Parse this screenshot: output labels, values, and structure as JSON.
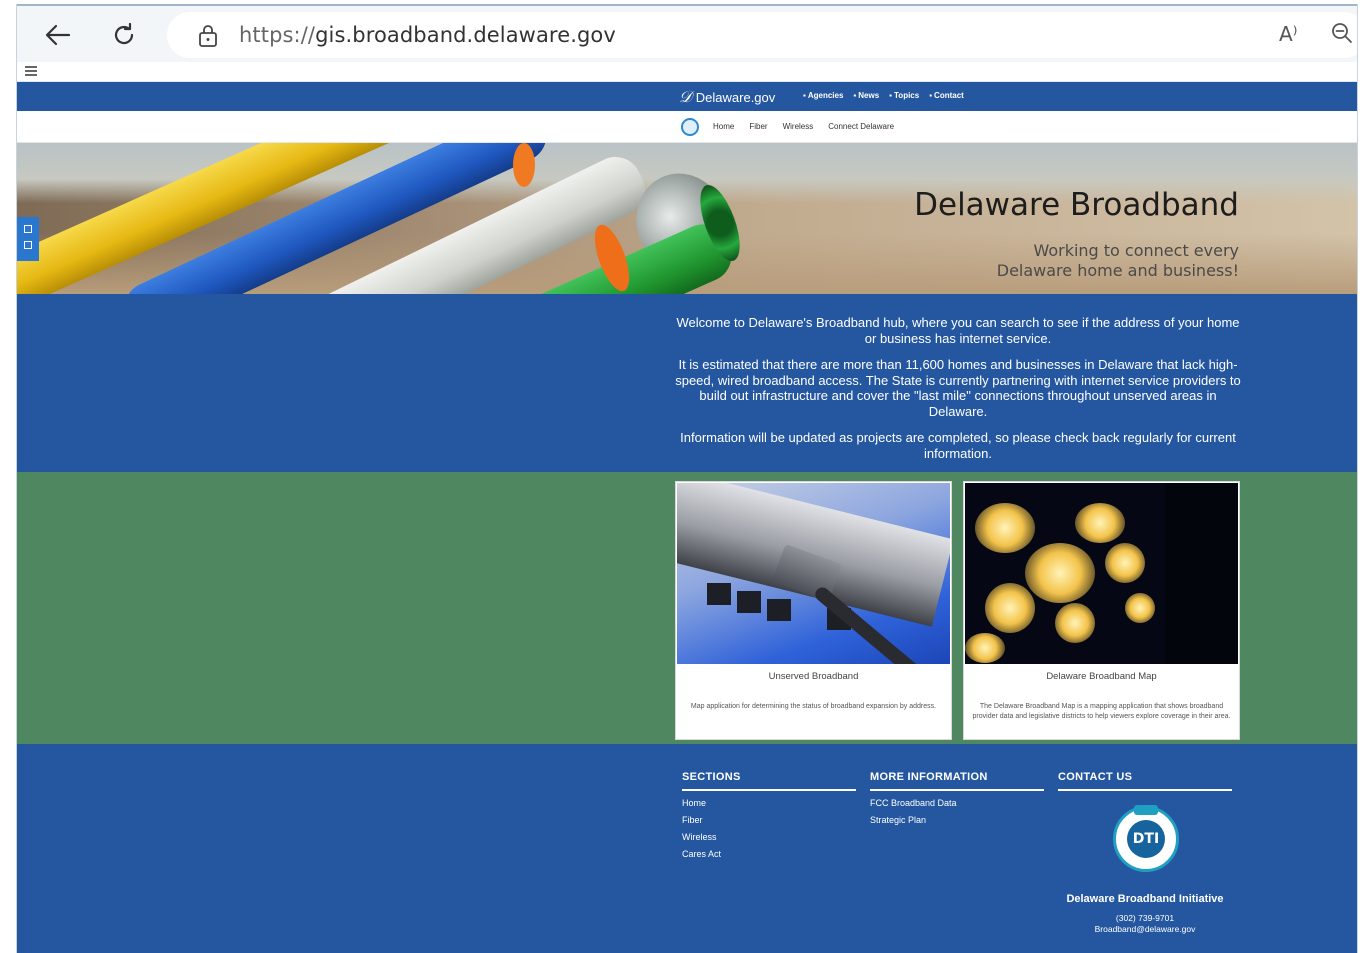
{
  "browser": {
    "url_protocol": "https://",
    "url_host": "gis.broadband.delaware.gov",
    "read_aloud_label": "A⁾"
  },
  "gov_bar": {
    "logo_text": "Delaware.gov",
    "links": [
      "Agencies",
      "News",
      "Topics",
      "Contact"
    ]
  },
  "site_nav": {
    "links": [
      "Home",
      "Fiber",
      "Wireless",
      "Connect Delaware"
    ]
  },
  "hero": {
    "title": "Delaware Broadband",
    "subtitle_line1": "Working to connect every",
    "subtitle_line2": "Delaware home and business!"
  },
  "intro": {
    "p1": "Welcome to Delaware's Broadband hub, where you can search to see if the address of your home or business has internet service.",
    "p2": "It is estimated that there are more than 11,600 homes and businesses in Delaware that lack high-speed, wired broadband access. The State is currently partnering with internet service providers to build out infrastructure and cover the \"last mile\" connections throughout unserved areas in Delaware.",
    "p3": "Information will be updated as projects are completed, so please check back regularly for current information."
  },
  "cards": [
    {
      "title": "Unserved Broadband",
      "description": "Map application for determining the status of broadband expansion by address."
    },
    {
      "title": "Delaware Broadband Map",
      "description": "The Delaware Broadband Map is a mapping application that shows broadband provider data and legislative districts to help viewers explore coverage in their area."
    }
  ],
  "footer": {
    "sections_heading": "SECTIONS",
    "sections": [
      "Home",
      "Fiber",
      "Wireless",
      "Cares Act"
    ],
    "more_heading": "MORE INFORMATION",
    "more": [
      "FCC Broadband Data",
      "Strategic Plan"
    ],
    "contact_heading": "CONTACT US",
    "logo_text": "DTI",
    "org_name": "Delaware Broadband Initiative",
    "phone": "(302) 739-9701",
    "email": "Broadband@delaware.gov"
  },
  "colors": {
    "primary_blue": "#2457a0",
    "band_green": "#4f8760"
  }
}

● WRITTEN PROBLEM: All of the material above should be reproduced exactly, except the pictures.

● EXERCISE ANSWER:
Parse this screenshot: output labels, values, and structure as JSON.
{
  "browser": {
    "url_protocol": "https://",
    "url_host": "gis.broadband.delaware.gov",
    "read_aloud_label": "A⁾"
  },
  "gov_bar": {
    "logo_text": "Delaware.gov",
    "links": [
      "Agencies",
      "News",
      "Topics",
      "Contact"
    ]
  },
  "site_nav": {
    "links": [
      "Home",
      "Fiber",
      "Wireless",
      "Connect Delaware"
    ]
  },
  "hero": {
    "title": "Delaware Broadband",
    "subtitle_line1": "Working to connect every",
    "subtitle_line2": "Delaware home and business!"
  },
  "intro": {
    "p1": "Welcome to Delaware's Broadband hub, where you can search to see if the address of your home or business has internet service.",
    "p2": "It is estimated that there are more than 11,600 homes and businesses in Delaware that lack high-speed, wired broadband access. The State is currently partnering with internet service providers to build out infrastructure and cover the \"last mile\" connections throughout unserved areas in Delaware.",
    "p3": "Information will be updated as projects are completed, so please check back regularly for current information."
  },
  "cards": [
    {
      "title": "Unserved Broadband",
      "description": "Map application for determining the status of broadband expansion by address."
    },
    {
      "title": "Delaware Broadband Map",
      "description": "The Delaware Broadband Map is a mapping application that shows broadband provider data and legislative districts to help viewers explore coverage in their area."
    }
  ],
  "footer": {
    "sections_heading": "SECTIONS",
    "sections": [
      "Home",
      "Fiber",
      "Wireless",
      "Cares Act"
    ],
    "more_heading": "MORE INFORMATION",
    "more": [
      "FCC Broadband Data",
      "Strategic Plan"
    ],
    "contact_heading": "CONTACT US",
    "logo_text": "DTI",
    "org_name": "Delaware Broadband Initiative",
    "phone": "(302) 739-9701",
    "email": "Broadband@delaware.gov"
  },
  "colors": {
    "primary_blue": "#2457a0",
    "band_green": "#4f8760"
  }
}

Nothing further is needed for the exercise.